— begin —
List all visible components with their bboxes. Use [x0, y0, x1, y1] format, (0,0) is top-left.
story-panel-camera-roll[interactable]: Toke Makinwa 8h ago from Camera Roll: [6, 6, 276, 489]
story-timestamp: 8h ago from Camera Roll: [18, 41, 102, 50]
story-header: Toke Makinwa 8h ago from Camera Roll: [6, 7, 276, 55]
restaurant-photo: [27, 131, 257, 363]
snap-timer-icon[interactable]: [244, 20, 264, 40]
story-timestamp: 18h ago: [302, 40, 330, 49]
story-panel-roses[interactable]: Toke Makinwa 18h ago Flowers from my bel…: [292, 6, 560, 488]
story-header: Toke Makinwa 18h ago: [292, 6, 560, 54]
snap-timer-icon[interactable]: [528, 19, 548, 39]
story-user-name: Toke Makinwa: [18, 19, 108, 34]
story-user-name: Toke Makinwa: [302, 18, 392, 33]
— end —
• Aim: Rewrite the entries above with "components" swapped for "elements", keeping every other part the same.

• Problem solution:
List all visible elements with their bboxes. Use [x0, y0, x1, y1] format, (0,0) is top-left.
story-panel-camera-roll[interactable]: Toke Makinwa 8h ago from Camera Roll: [6, 6, 276, 489]
story-timestamp: 8h ago from Camera Roll: [18, 41, 102, 50]
story-header: Toke Makinwa 8h ago from Camera Roll: [6, 7, 276, 55]
restaurant-photo: [27, 131, 257, 363]
snap-timer-icon[interactable]: [244, 20, 264, 40]
story-timestamp: 18h ago: [302, 40, 330, 49]
story-panel-roses[interactable]: Toke Makinwa 18h ago Flowers from my bel…: [292, 6, 560, 488]
story-header: Toke Makinwa 18h ago: [292, 6, 560, 54]
snap-timer-icon[interactable]: [528, 19, 548, 39]
story-user-name: Toke Makinwa: [18, 19, 108, 34]
story-user-name: Toke Makinwa: [302, 18, 392, 33]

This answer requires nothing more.